--- Material provided ---
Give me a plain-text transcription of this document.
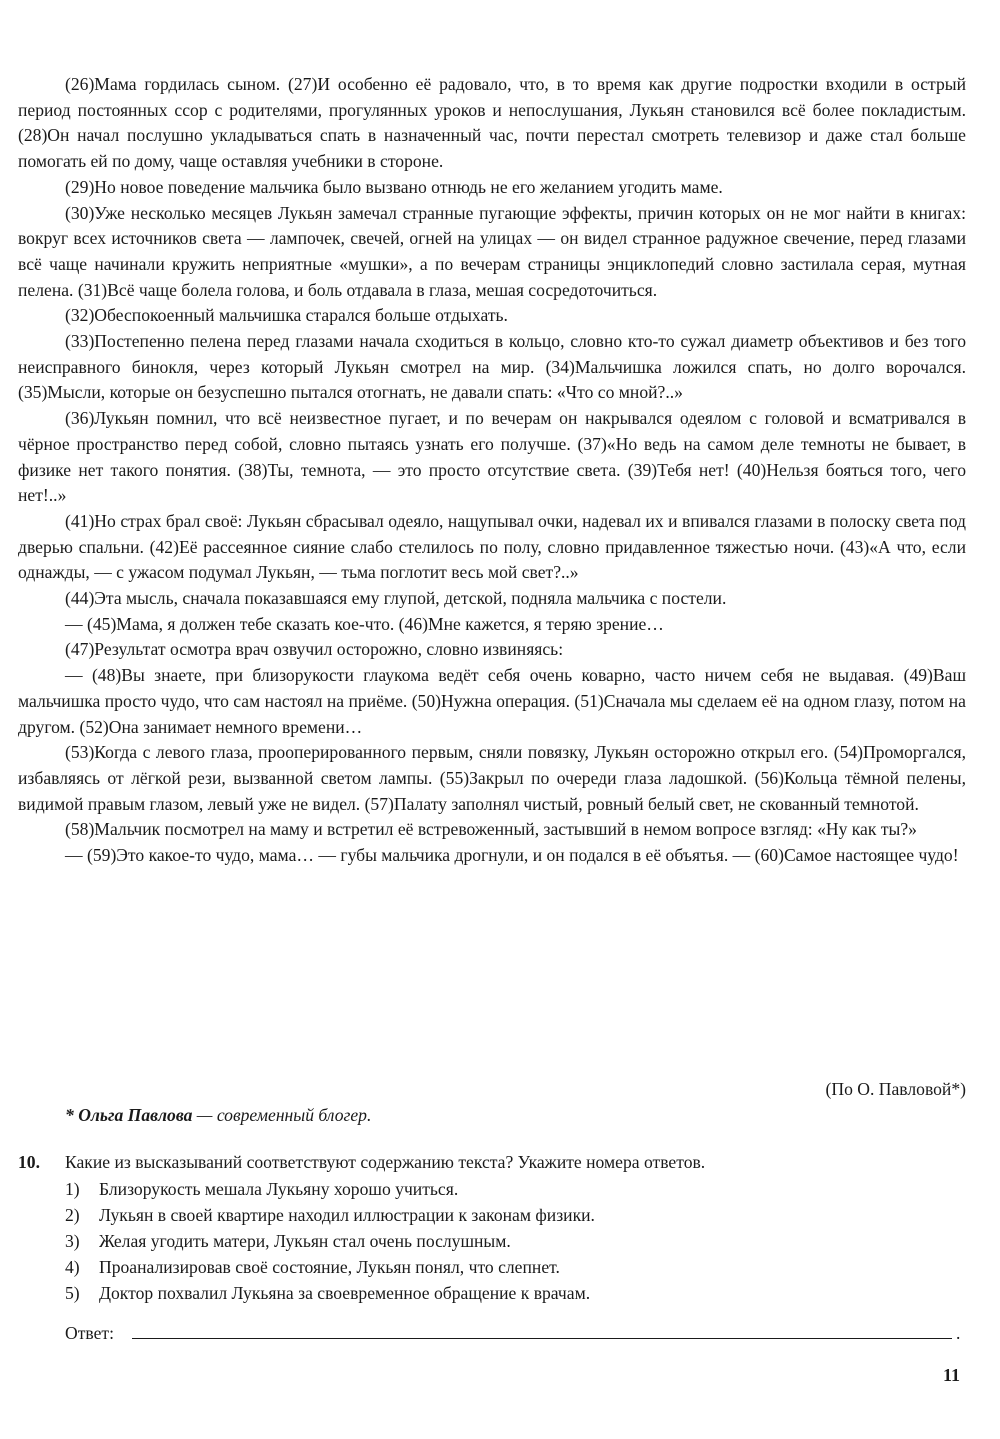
(26)Мама гордилась сыном. (27)И особенно её радовало, что, в то время как другие подростки входили в острый период постоянных ссор с родителями, прогулянных уроков и непослушания, Лукьян становился всё более покладистым. (28)Он начал послушно укладываться спать в назначенный час, почти перестал смотреть телевизор и даже стал больше помогать ей по дому, чаще оставляя учебники в стороне.

(29)Но новое поведение мальчика было вызвано отнюдь не его желанием угодить маме.

(30)Уже несколько месяцев Лукьян замечал странные пугающие эффекты, причин которых он не мог найти в книгах: вокруг всех источников света — лампочек, свечей, огней на улицах — он видел странное радужное свечение, перед глазами всё чаще начинали кружить неприятные «мушки», а по вечерам страницы энциклопедий словно застилала серая, мутная пелена. (31)Всё чаще болела голова, и боль отдавала в глаза, мешая сосредоточиться.

(32)Обеспокоенный мальчишка старался больше отдыхать.

(33)Постепенно пелена перед глазами начала сходиться в кольцо, словно кто-то сужал диаметр объективов и без того неисправного бинокля, через который Лукьян смотрел на мир. (34)Мальчишка ложился спать, но долго ворочался. (35)Мысли, которые он безуспешно пытался отогнать, не давали спать: «Что со мной?..»

(36)Лукьян помнил, что всё неизвестное пугает, и по вечерам он накрывался одеялом с головой и всматривался в чёрное пространство перед собой, словно пытаясь узнать его получше. (37)«Но ведь на самом деле темноты не бывает, в физике нет такого понятия. (38)Ты, темнота, — это просто отсутствие света. (39)Тебя нет! (40)Нельзя бояться того, чего нет!..»

(41)Но страх брал своё: Лукьян сбрасывал одеяло, нащупывал очки, надевал их и впивался глазами в полоску света под дверью спальни. (42)Её рассеянное сияние слабо стелилось по полу, словно придавленное тяжестью ночи. (43)«А что, если однажды, — с ужасом подумал Лукьян, — тьма поглотит весь мой свет?..»

(44)Эта мысль, сначала показавшаяся ему глупой, детской, подняла мальчика с постели.

— (45)Мама, я должен тебе сказать кое-что. (46)Мне кажется, я теряю зрение…

(47)Результат осмотра врач озвучил осторожно, словно извиняясь:

— (48)Вы знаете, при близорукости глаукома ведёт себя очень коварно, часто ничем себя не выдавая. (49)Ваш мальчишка просто чудо, что сам настоял на приёме. (50)Нужна операция. (51)Сначала мы сделаем её на одном глазу, потом на другом. (52)Она занимает немного времени…

(53)Когда с левого глаза, прооперированного первым, сняли повязку, Лукьян осторожно открыл его. (54)Проморгался, избавляясь от лёгкой рези, вызванной светом лампы. (55)Закрыл по очереди глаза ладошкой. (56)Кольца тёмной пелены, видимой правым глазом, левый уже не видел. (57)Палату заполнял чистый, ровный белый свет, не скованный темнотой.

(58)Мальчик посмотрел на маму и встретил её встревоженный, застывший в немом вопросе взгляд: «Ну как ты?»

— (59)Это какое-то чудо, мама… — губы мальчика дрогнули, и он подался в её объятья. — (60)Самое настоящее чудо!

(По О. Павловой*)
* Ольга Павлова — современный блогер.
10. Какие из высказываний соответствуют содержанию текста? Укажите номера ответов.
1) Близорукость мешала Лукьяну хорошо учиться.
2) Лукьян в своей квартире находил иллюстрации к законам физики.
3) Желая угодить матери, Лукьян стал очень послушным.
4) Проанализировав своё состояние, Лукьян понял, что слепнет.
5) Доктор похвалил Лукьяна за своевременное обращение к врачам.
Ответ:	.
11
---
## What this task involves
Copy each line above precisely, dropping the pictures.

## Answer to the exercise
Give me a plain-text transcription of this document.
(26)Мама гордилась сыном. (27)И особенно её радовало, что, в то время как другие подростки входили в острый период постоянных ссор с родителями, прогулянных уроков и непослушания, Лукьян становился всё более покладистым. (28)Он начал послушно укладываться спать в назначенный час, почти перестал смотреть телевизор и даже стал больше помогать ей по дому, чаще оставляя учебники в стороне.

(29)Но новое поведение мальчика было вызвано отнюдь не его желанием угодить маме.

(30)Уже несколько месяцев Лукьян замечал странные пугающие эффекты, причин которых он не мог найти в книгах: вокруг всех источников света — лампочек, свечей, огней на улицах — он видел странное радужное свечение, перед глазами всё чаще начинали кружить неприятные «мушки», а по вечерам страницы энциклопедий словно застилала серая, мутная пелена. (31)Всё чаще болела голова, и боль отдавала в глаза, мешая сосредоточиться.

(32)Обеспокоенный мальчишка старался больше отдыхать.

(33)Постепенно пелена перед глазами начала сходиться в кольцо, словно кто-то сужал диаметр объективов и без того неисправного бинокля, через который Лукьян смотрел на мир. (34)Мальчишка ложился спать, но долго ворочался. (35)Мысли, которые он безуспешно пытался отогнать, не давали спать: «Что со мной?..»

(36)Лукьян помнил, что всё неизвестное пугает, и по вечерам он накрывался одеялом с головой и всматривался в чёрное пространство перед собой, словно пытаясь узнать его получше. (37)«Но ведь на самом деле темноты не бывает, в физике нет такого понятия. (38)Ты, темнота, — это просто отсутствие света. (39)Тебя нет! (40)Нельзя бояться того, чего нет!..»

(41)Но страх брал своё: Лукьян сбрасывал одеяло, нащупывал очки, надевал их и впивался глазами в полоску света под дверью спальни. (42)Её рассеянное сияние слабо стелилось по полу, словно придавленное тяжестью ночи. (43)«А что, если однажды, — с ужасом подумал Лукьян, — тьма поглотит весь мой свет?..»

(44)Эта мысль, сначала показавшаяся ему глупой, детской, подняла мальчика с постели.

— (45)Мама, я должен тебе сказать кое-что. (46)Мне кажется, я теряю зрение…

(47)Результат осмотра врач озвучил осторожно, словно извиняясь:

— (48)Вы знаете, при близорукости глаукома ведёт себя очень коварно, часто ничем себя не выдавая. (49)Ваш мальчишка просто чудо, что сам настоял на приёме. (50)Нужна операция. (51)Сначала мы сделаем её на одном глазу, потом на другом. (52)Она занимает немного времени…

(53)Когда с левого глаза, прооперированного первым, сняли повязку, Лукьян осторожно открыл его. (54)Проморгался, избавляясь от лёгкой рези, вызванной светом лампы. (55)Закрыл по очереди глаза ладошкой. (56)Кольца тёмной пелены, видимой правым глазом, левый уже не видел. (57)Палату заполнял чистый, ровный белый свет, не скованный темнотой.

(58)Мальчик посмотрел на маму и встретил её встревоженный, застывший в немом вопросе взгляд: «Ну как ты?»

— (59)Это какое-то чудо, мама… — губы мальчика дрогнули, и он подался в её объятья. — (60)Самое настоящее чудо!

(По О. Павловой*)
* Ольга Павлова — современный блогер.
10. Какие из высказываний соответствуют содержанию текста? Укажите номера ответов.
1) Близорукость мешала Лукьяну хорошо учиться.
2) Лукьян в своей квартире находил иллюстрации к законам физики.
3) Желая угодить матери, Лукьян стал очень послушным.
4) Проанализировав своё состояние, Лукьян понял, что слепнет.
5) Доктор похвалил Лукьяна за своевременное обращение к врачам.
Ответ:	.
11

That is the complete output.